● Records from a dataset
-- Start --
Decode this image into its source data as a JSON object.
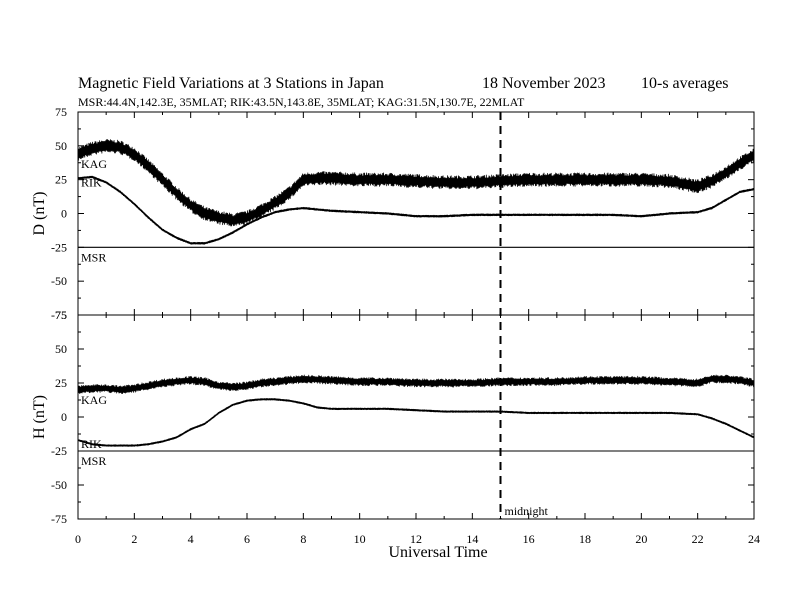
{
  "header": {
    "title": "Magnetic Field Variations at 3 Stations in Japan",
    "date": "18 November 2023",
    "averaging": "10-s averages",
    "stations_line": "MSR:44.4N,142.3E, 35MLAT;  RIK:43.5N,143.8E, 35MLAT;  KAG:31.5N,130.7E, 22MLAT"
  },
  "chart_data": [
    {
      "type": "line",
      "ylabel": "D (nT)",
      "xlabel": "",
      "xlim": [
        0,
        24
      ],
      "ylim": [
        -75,
        75
      ],
      "yticks": [
        -75,
        -50,
        -25,
        0,
        25,
        50,
        75
      ],
      "series": [
        {
          "name": "KAG",
          "noise": 5,
          "x": [
            0,
            0.5,
            1,
            1.5,
            2,
            2.5,
            3,
            3.5,
            4,
            4.5,
            5,
            5.5,
            6,
            6.5,
            7,
            7.5,
            8,
            8.5,
            9,
            10,
            11,
            12,
            13,
            14,
            15,
            16,
            17,
            18,
            19,
            20,
            21,
            22,
            22.5,
            23,
            23.5,
            24
          ],
          "y": [
            44,
            48,
            50,
            49,
            44,
            35,
            25,
            15,
            6,
            0,
            -3,
            -5,
            -3,
            2,
            8,
            15,
            25,
            26,
            26,
            25,
            25,
            24,
            23,
            23,
            24,
            25,
            25,
            25,
            25,
            25,
            24,
            20,
            24,
            30,
            37,
            43
          ]
        },
        {
          "name": "RIK",
          "noise": 0.6,
          "x": [
            0,
            0.5,
            1,
            1.5,
            2,
            2.5,
            3,
            3.5,
            4,
            4.5,
            5,
            5.5,
            6,
            6.5,
            7,
            7.5,
            8,
            9,
            10,
            11,
            12,
            13,
            14,
            15,
            16,
            17,
            18,
            19,
            20,
            20.5,
            21,
            22,
            22.5,
            23,
            23.5,
            24
          ],
          "y": [
            26,
            27,
            23,
            16,
            7,
            -3,
            -12,
            -18,
            -22,
            -22,
            -19,
            -14,
            -8,
            -3,
            1,
            3,
            4,
            2,
            1,
            0,
            -2,
            -2,
            -1,
            -1,
            -1,
            -1,
            -1,
            -1,
            -2,
            -1,
            0,
            1,
            4,
            10,
            16,
            18
          ]
        },
        {
          "name": "MSR",
          "noise": 0,
          "x": [
            0,
            24
          ],
          "y": [
            -25,
            -25
          ]
        }
      ]
    },
    {
      "type": "line",
      "ylabel": "H (nT)",
      "xlabel": "Universal Time",
      "xlim": [
        0,
        24
      ],
      "ylim": [
        -75,
        75
      ],
      "yticks": [
        -75,
        -50,
        -25,
        0,
        25,
        50,
        75
      ],
      "xticks": [
        0,
        2,
        4,
        6,
        8,
        10,
        12,
        14,
        16,
        18,
        20,
        22,
        24
      ],
      "series": [
        {
          "name": "KAG",
          "noise": 3,
          "x": [
            0,
            0.5,
            1,
            1.5,
            2,
            2.5,
            3,
            3.5,
            4,
            4.5,
            5,
            5.5,
            6,
            6.5,
            7,
            7.5,
            8,
            9,
            10,
            11,
            12,
            13,
            14,
            15,
            16,
            17,
            18,
            19,
            20,
            21,
            22,
            22.5,
            23,
            23.5,
            24
          ],
          "y": [
            20,
            21,
            21,
            20,
            21,
            23,
            25,
            26,
            27,
            26,
            23,
            22,
            23,
            25,
            26,
            27,
            28,
            27,
            26,
            26,
            25,
            25,
            25,
            26,
            26,
            26,
            27,
            27,
            27,
            26,
            25,
            28,
            28,
            27,
            25
          ]
        },
        {
          "name": "RIK",
          "noise": 0.5,
          "x": [
            0,
            0.5,
            1,
            1.5,
            2,
            2.5,
            3,
            3.5,
            4,
            4.5,
            5,
            5.5,
            6,
            6.5,
            7,
            7.5,
            8,
            8.5,
            9,
            10,
            11,
            12,
            13,
            14,
            15,
            16,
            17,
            18,
            19,
            20,
            21,
            22,
            22.5,
            23,
            23.5,
            24
          ],
          "y": [
            -17,
            -20,
            -21,
            -21,
            -21,
            -20,
            -18,
            -15,
            -9,
            -5,
            3,
            9,
            12,
            13,
            13,
            12,
            10,
            7,
            6,
            6,
            6,
            5,
            4,
            4,
            4,
            3,
            3,
            3,
            3,
            3,
            3,
            2,
            -1,
            -5,
            -10,
            -15
          ]
        },
        {
          "name": "MSR",
          "noise": 0,
          "x": [
            0,
            24
          ],
          "y": [
            -25,
            -25
          ]
        }
      ]
    }
  ],
  "midnight": {
    "x": 15,
    "label": "midnight"
  }
}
-- End --
● What is needed
Copy each line in full and exactly, omitting any picture.

● Result
Decode this image into its source data as a JSON object.
{
  "header": {
    "title": "Magnetic Field Variations at 3 Stations in Japan",
    "date": "18 November 2023",
    "averaging": "10-s averages",
    "stations_line": "MSR:44.4N,142.3E, 35MLAT;  RIK:43.5N,143.8E, 35MLAT;  KAG:31.5N,130.7E, 22MLAT"
  },
  "chart_data": [
    {
      "type": "line",
      "ylabel": "D (nT)",
      "xlabel": "",
      "xlim": [
        0,
        24
      ],
      "ylim": [
        -75,
        75
      ],
      "yticks": [
        -75,
        -50,
        -25,
        0,
        25,
        50,
        75
      ],
      "series": [
        {
          "name": "KAG",
          "noise": 5,
          "x": [
            0,
            0.5,
            1,
            1.5,
            2,
            2.5,
            3,
            3.5,
            4,
            4.5,
            5,
            5.5,
            6,
            6.5,
            7,
            7.5,
            8,
            8.5,
            9,
            10,
            11,
            12,
            13,
            14,
            15,
            16,
            17,
            18,
            19,
            20,
            21,
            22,
            22.5,
            23,
            23.5,
            24
          ],
          "y": [
            44,
            48,
            50,
            49,
            44,
            35,
            25,
            15,
            6,
            0,
            -3,
            -5,
            -3,
            2,
            8,
            15,
            25,
            26,
            26,
            25,
            25,
            24,
            23,
            23,
            24,
            25,
            25,
            25,
            25,
            25,
            24,
            20,
            24,
            30,
            37,
            43
          ]
        },
        {
          "name": "RIK",
          "noise": 0.6,
          "x": [
            0,
            0.5,
            1,
            1.5,
            2,
            2.5,
            3,
            3.5,
            4,
            4.5,
            5,
            5.5,
            6,
            6.5,
            7,
            7.5,
            8,
            9,
            10,
            11,
            12,
            13,
            14,
            15,
            16,
            17,
            18,
            19,
            20,
            20.5,
            21,
            22,
            22.5,
            23,
            23.5,
            24
          ],
          "y": [
            26,
            27,
            23,
            16,
            7,
            -3,
            -12,
            -18,
            -22,
            -22,
            -19,
            -14,
            -8,
            -3,
            1,
            3,
            4,
            2,
            1,
            0,
            -2,
            -2,
            -1,
            -1,
            -1,
            -1,
            -1,
            -1,
            -2,
            -1,
            0,
            1,
            4,
            10,
            16,
            18
          ]
        },
        {
          "name": "MSR",
          "noise": 0,
          "x": [
            0,
            24
          ],
          "y": [
            -25,
            -25
          ]
        }
      ]
    },
    {
      "type": "line",
      "ylabel": "H (nT)",
      "xlabel": "Universal Time",
      "xlim": [
        0,
        24
      ],
      "ylim": [
        -75,
        75
      ],
      "yticks": [
        -75,
        -50,
        -25,
        0,
        25,
        50,
        75
      ],
      "xticks": [
        0,
        2,
        4,
        6,
        8,
        10,
        12,
        14,
        16,
        18,
        20,
        22,
        24
      ],
      "series": [
        {
          "name": "KAG",
          "noise": 3,
          "x": [
            0,
            0.5,
            1,
            1.5,
            2,
            2.5,
            3,
            3.5,
            4,
            4.5,
            5,
            5.5,
            6,
            6.5,
            7,
            7.5,
            8,
            9,
            10,
            11,
            12,
            13,
            14,
            15,
            16,
            17,
            18,
            19,
            20,
            21,
            22,
            22.5,
            23,
            23.5,
            24
          ],
          "y": [
            20,
            21,
            21,
            20,
            21,
            23,
            25,
            26,
            27,
            26,
            23,
            22,
            23,
            25,
            26,
            27,
            28,
            27,
            26,
            26,
            25,
            25,
            25,
            26,
            26,
            26,
            27,
            27,
            27,
            26,
            25,
            28,
            28,
            27,
            25
          ]
        },
        {
          "name": "RIK",
          "noise": 0.5,
          "x": [
            0,
            0.5,
            1,
            1.5,
            2,
            2.5,
            3,
            3.5,
            4,
            4.5,
            5,
            5.5,
            6,
            6.5,
            7,
            7.5,
            8,
            8.5,
            9,
            10,
            11,
            12,
            13,
            14,
            15,
            16,
            17,
            18,
            19,
            20,
            21,
            22,
            22.5,
            23,
            23.5,
            24
          ],
          "y": [
            -17,
            -20,
            -21,
            -21,
            -21,
            -20,
            -18,
            -15,
            -9,
            -5,
            3,
            9,
            12,
            13,
            13,
            12,
            10,
            7,
            6,
            6,
            6,
            5,
            4,
            4,
            4,
            3,
            3,
            3,
            3,
            3,
            3,
            2,
            -1,
            -5,
            -10,
            -15
          ]
        },
        {
          "name": "MSR",
          "noise": 0,
          "x": [
            0,
            24
          ],
          "y": [
            -25,
            -25
          ]
        }
      ]
    }
  ],
  "midnight": {
    "x": 15,
    "label": "midnight"
  }
}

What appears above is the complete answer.